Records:

★ ★ ★ ★

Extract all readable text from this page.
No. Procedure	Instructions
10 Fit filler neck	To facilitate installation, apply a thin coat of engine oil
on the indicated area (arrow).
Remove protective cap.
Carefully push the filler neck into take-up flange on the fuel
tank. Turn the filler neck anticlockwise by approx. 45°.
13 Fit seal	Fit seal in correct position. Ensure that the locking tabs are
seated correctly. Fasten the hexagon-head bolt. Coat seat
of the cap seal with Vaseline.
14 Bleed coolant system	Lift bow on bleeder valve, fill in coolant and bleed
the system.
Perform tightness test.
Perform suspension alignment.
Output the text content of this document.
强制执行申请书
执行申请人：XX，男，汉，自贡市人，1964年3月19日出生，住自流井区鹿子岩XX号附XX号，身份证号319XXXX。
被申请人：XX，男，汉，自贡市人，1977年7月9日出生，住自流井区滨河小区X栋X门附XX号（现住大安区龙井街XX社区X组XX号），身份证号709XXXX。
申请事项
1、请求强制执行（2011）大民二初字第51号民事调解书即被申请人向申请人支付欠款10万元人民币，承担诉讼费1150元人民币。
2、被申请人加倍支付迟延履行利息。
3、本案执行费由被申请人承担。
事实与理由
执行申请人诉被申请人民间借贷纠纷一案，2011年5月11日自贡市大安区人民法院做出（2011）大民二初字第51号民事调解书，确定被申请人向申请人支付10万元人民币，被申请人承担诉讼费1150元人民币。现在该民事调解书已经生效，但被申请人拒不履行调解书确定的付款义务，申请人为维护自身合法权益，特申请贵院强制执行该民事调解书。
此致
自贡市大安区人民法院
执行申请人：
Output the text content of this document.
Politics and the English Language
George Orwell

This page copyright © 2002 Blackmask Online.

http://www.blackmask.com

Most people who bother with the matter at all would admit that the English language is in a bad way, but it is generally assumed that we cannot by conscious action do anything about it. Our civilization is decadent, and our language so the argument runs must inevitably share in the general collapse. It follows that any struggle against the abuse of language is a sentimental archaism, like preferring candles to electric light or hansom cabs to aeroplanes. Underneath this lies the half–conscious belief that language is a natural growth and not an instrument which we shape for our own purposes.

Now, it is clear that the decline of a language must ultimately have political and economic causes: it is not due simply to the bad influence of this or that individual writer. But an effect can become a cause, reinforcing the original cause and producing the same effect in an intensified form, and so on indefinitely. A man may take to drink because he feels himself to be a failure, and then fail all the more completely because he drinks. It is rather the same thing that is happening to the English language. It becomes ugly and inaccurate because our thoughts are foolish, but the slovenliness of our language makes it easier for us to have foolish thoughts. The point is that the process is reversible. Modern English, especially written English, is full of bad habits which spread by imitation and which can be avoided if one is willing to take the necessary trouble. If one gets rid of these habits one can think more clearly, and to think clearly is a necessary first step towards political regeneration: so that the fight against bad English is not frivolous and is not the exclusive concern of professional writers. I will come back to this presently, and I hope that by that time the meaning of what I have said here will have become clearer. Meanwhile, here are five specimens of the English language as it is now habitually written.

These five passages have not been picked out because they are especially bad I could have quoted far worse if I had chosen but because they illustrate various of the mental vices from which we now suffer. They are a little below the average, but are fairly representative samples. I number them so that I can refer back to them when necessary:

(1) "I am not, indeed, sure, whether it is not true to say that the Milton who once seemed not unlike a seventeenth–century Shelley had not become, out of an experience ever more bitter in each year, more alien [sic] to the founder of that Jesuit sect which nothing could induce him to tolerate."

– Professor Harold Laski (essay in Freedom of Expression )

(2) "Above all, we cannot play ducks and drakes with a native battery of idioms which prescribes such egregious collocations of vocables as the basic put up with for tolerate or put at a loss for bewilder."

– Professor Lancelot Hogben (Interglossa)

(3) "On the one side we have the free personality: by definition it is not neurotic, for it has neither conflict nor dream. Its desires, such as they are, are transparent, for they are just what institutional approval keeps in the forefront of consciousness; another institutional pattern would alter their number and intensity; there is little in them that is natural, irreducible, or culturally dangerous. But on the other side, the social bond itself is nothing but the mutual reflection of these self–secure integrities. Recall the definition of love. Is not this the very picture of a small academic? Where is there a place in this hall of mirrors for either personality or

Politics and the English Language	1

★ ★ ★ ★

Work required:
Transcribe the material above word for word.

Task output:
Extract all readable text from this page.
No. Procedure	Instructions
10 Fit filler neck	To facilitate installation, apply a thin coat of engine oil
on the indicated area (arrow).
Remove protective cap.
Carefully push the filler neck into take-up flange on the fuel
tank. Turn the filler neck anticlockwise by approx. 45°.
13 Fit seal	Fit seal in correct position. Ensure that the locking tabs are
seated correctly. Fasten the hexagon-head bolt. Coat seat
of the cap seal with Vaseline.
14 Bleed coolant system	Lift bow on bleeder valve, fill in coolant and bleed
the system.
Perform tightness test.
Perform suspension alignment.
Output the text content of this document.
强制执行申请书
执行申请人：XX，男，汉，自贡市人，1964年3月19日出生，住自流井区鹿子岩XX号附XX号，身份证号319XXXX。
被申请人：XX，男，汉，自贡市人，1977年7月9日出生，住自流井区滨河小区X栋X门附XX号（现住大安区龙井街XX社区X组XX号），身份证号709XXXX。
申请事项
1、请求强制执行（2011）大民二初字第51号民事调解书即被申请人向申请人支付欠款10万元人民币，承担诉讼费1150元人民币。
2、被申请人加倍支付迟延履行利息。
3、本案执行费由被申请人承担。
事实与理由
执行申请人诉被申请人民间借贷纠纷一案，2011年5月11日自贡市大安区人民法院做出（2011）大民二初字第51号民事调解书，确定被申请人向申请人支付10万元人民币，被申请人承担诉讼费1150元人民币。现在该民事调解书已经生效，但被申请人拒不履行调解书确定的付款义务，申请人为维护自身合法权益，特申请贵院强制执行该民事调解书。
此致
自贡市大安区人民法院
执行申请人：
Output the text content of this document.
Politics and the English Language
George Orwell

This page copyright © 2002 Blackmask Online.

http://www.blackmask.com

Most people who bother with the matter at all would admit that the English language is in a bad way, but it is generally assumed that we cannot by conscious action do anything about it. Our civilization is decadent, and our language so the argument runs must inevitably share in the general collapse. It follows that any struggle against the abuse of language is a sentimental archaism, like preferring candles to electric light or hansom cabs to aeroplanes. Underneath this lies the half–conscious belief that language is a natural growth and not an instrument which we shape for our own purposes.

Now, it is clear that the decline of a language must ultimately have political and economic causes: it is not due simply to the bad influence of this or that individual writer. But an effect can become a cause, reinforcing the original cause and producing the same effect in an intensified form, and so on indefinitely. A man may take to drink because he feels himself to be a failure, and then fail all the more completely because he drinks. It is rather the same thing that is happening to the English language. It becomes ugly and inaccurate because our thoughts are foolish, but the slovenliness of our language makes it easier for us to have foolish thoughts. The point is that the process is reversible. Modern English, especially written English, is full of bad habits which spread by imitation and which can be avoided if one is willing to take the necessary trouble. If one gets rid of these habits one can think more clearly, and to think clearly is a necessary first step towards political regeneration: so that the fight against bad English is not frivolous and is not the exclusive concern of professional writers. I will come back to this presently, and I hope that by that time the meaning of what I have said here will have become clearer. Meanwhile, here are five specimens of the English language as it is now habitually written.

These five passages have not been picked out because they are especially bad I could have quoted far worse if I had chosen but because they illustrate various of the mental vices from which we now suffer. They are a little below the average, but are fairly representative samples. I number them so that I can refer back to them when necessary:

(1) "I am not, indeed, sure, whether it is not true to say that the Milton who once seemed not unlike a seventeenth–century Shelley had not become, out of an experience ever more bitter in each year, more alien [sic] to the founder of that Jesuit sect which nothing could induce him to tolerate."

– Professor Harold Laski (essay in Freedom of Expression )

(2) "Above all, we cannot play ducks and drakes with a native battery of idioms which prescribes such egregious collocations of vocables as the basic put up with for tolerate or put at a loss for bewilder."

– Professor Lancelot Hogben (Interglossa)

(3) "On the one side we have the free personality: by definition it is not neurotic, for it has neither conflict nor dream. Its desires, such as they are, are transparent, for they are just what institutional approval keeps in the forefront of consciousness; another institutional pattern would alter their number and intensity; there is little in them that is natural, irreducible, or culturally dangerous. But on the other side, the social bond itself is nothing but the mutual reflection of these self–secure integrities. Recall the definition of love. Is not this the very picture of a small academic? Where is there a place in this hall of mirrors for either personality or

Politics and the English Language	1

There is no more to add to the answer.